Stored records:
===============

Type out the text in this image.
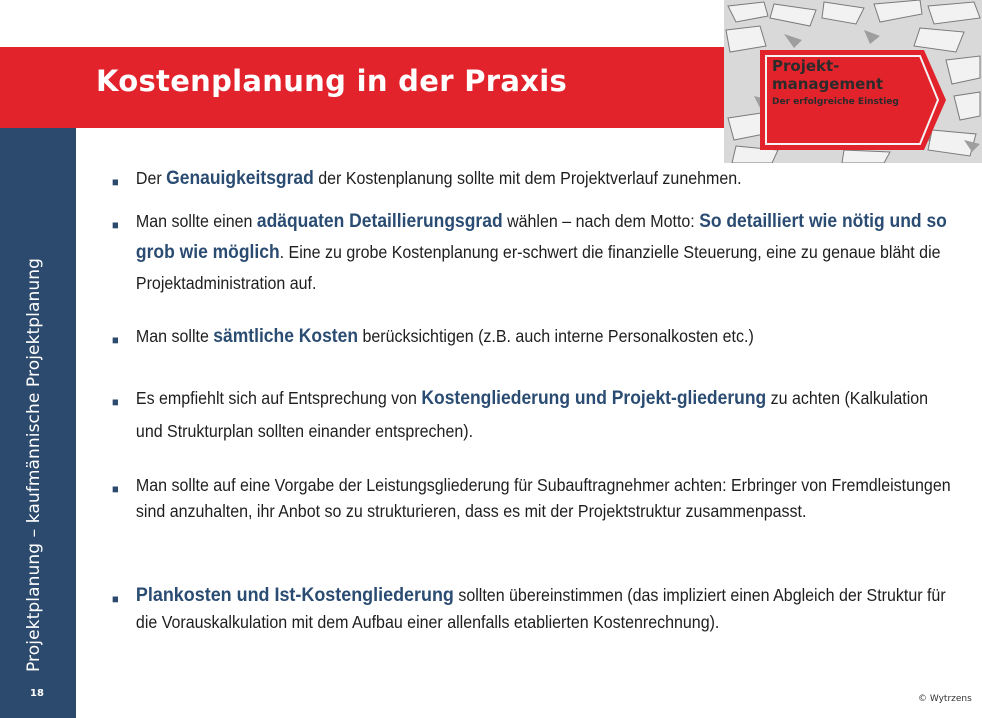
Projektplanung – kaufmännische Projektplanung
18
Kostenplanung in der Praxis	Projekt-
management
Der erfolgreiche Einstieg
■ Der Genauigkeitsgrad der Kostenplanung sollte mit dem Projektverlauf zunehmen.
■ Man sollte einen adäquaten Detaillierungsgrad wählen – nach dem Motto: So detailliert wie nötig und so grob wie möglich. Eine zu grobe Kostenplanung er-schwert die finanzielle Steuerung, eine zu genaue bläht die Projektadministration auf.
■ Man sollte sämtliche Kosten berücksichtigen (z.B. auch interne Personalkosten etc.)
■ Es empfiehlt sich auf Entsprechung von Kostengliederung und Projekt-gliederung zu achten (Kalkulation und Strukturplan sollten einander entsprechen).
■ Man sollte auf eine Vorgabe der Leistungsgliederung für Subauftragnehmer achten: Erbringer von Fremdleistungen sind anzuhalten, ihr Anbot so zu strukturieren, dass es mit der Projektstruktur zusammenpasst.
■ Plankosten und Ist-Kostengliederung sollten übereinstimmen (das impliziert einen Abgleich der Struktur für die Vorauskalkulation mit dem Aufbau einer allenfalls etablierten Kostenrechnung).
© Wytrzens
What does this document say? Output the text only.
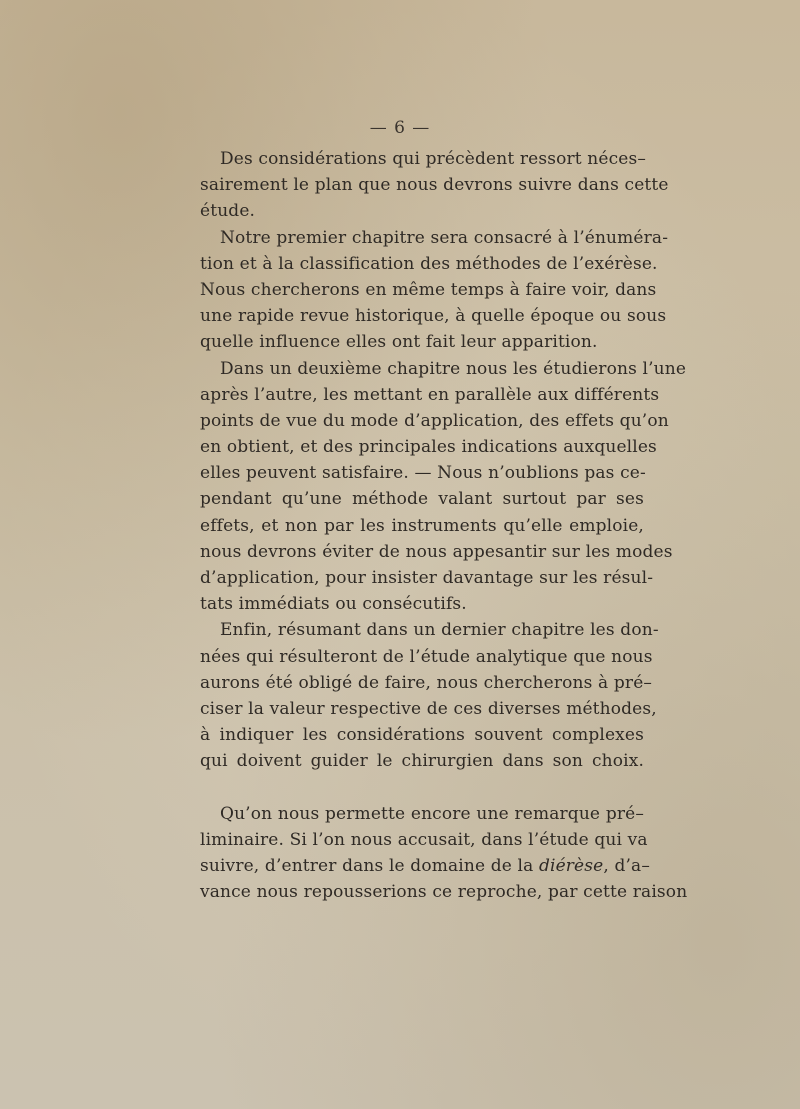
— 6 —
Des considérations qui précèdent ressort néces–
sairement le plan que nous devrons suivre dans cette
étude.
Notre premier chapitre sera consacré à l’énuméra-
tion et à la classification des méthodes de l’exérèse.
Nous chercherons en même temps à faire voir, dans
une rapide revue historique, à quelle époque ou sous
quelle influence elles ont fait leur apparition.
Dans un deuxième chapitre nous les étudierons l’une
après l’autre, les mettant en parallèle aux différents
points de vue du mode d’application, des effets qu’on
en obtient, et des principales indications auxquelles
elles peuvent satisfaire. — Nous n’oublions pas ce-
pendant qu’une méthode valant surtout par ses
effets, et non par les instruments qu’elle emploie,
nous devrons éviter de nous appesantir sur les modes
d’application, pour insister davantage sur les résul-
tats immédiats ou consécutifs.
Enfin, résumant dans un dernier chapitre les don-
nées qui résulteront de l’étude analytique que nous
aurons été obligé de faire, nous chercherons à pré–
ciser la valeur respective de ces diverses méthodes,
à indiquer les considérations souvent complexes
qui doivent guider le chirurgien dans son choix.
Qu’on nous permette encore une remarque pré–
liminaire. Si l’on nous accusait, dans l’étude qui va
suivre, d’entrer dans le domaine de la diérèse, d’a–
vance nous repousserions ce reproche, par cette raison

===============

Stated exercise
Transcribe all the records above word for word, without their images.

Expected answer
Type out the text in this image.
Projektplanung – kaufmännische Projektplanung
18
Kostenplanung in der Praxis	Projekt-
management
Der erfolgreiche Einstieg
■ Der Genauigkeitsgrad der Kostenplanung sollte mit dem Projektverlauf zunehmen.
■ Man sollte einen adäquaten Detaillierungsgrad wählen – nach dem Motto: So detailliert wie nötig und so grob wie möglich. Eine zu grobe Kostenplanung er-schwert die finanzielle Steuerung, eine zu genaue bläht die Projektadministration auf.
■ Man sollte sämtliche Kosten berücksichtigen (z.B. auch interne Personalkosten etc.)
■ Es empfiehlt sich auf Entsprechung von Kostengliederung und Projekt-gliederung zu achten (Kalkulation und Strukturplan sollten einander entsprechen).
■ Man sollte auf eine Vorgabe der Leistungsgliederung für Subauftragnehmer achten: Erbringer von Fremdleistungen sind anzuhalten, ihr Anbot so zu strukturieren, dass es mit der Projektstruktur zusammenpasst.
■ Plankosten und Ist-Kostengliederung sollten übereinstimmen (das impliziert einen Abgleich der Struktur für die Vorauskalkulation mit dem Aufbau einer allenfalls etablierten Kostenrechnung).
© Wytrzens
What does this document say? Output the text only.
— 6 —
Des considérations qui précèdent ressort néces–
sairement le plan que nous devrons suivre dans cette
étude.
Notre premier chapitre sera consacré à l’énuméra-
tion et à la classification des méthodes de l’exérèse.
Nous chercherons en même temps à faire voir, dans
une rapide revue historique, à quelle époque ou sous
quelle influence elles ont fait leur apparition.
Dans un deuxième chapitre nous les étudierons l’une
après l’autre, les mettant en parallèle aux différents
points de vue du mode d’application, des effets qu’on
en obtient, et des principales indications auxquelles
elles peuvent satisfaire. — Nous n’oublions pas ce-
pendant qu’une méthode valant surtout par ses
effets, et non par les instruments qu’elle emploie,
nous devrons éviter de nous appesantir sur les modes
d’application, pour insister davantage sur les résul-
tats immédiats ou consécutifs.
Enfin, résumant dans un dernier chapitre les don-
nées qui résulteront de l’étude analytique que nous
aurons été obligé de faire, nous chercherons à pré–
ciser la valeur respective de ces diverses méthodes,
à indiquer les considérations souvent complexes
qui doivent guider le chirurgien dans son choix.
Qu’on nous permette encore une remarque pré–
liminaire. Si l’on nous accusait, dans l’étude qui va
suivre, d’entrer dans le domaine de la diérèse, d’a–
vance nous repousserions ce reproche, par cette raison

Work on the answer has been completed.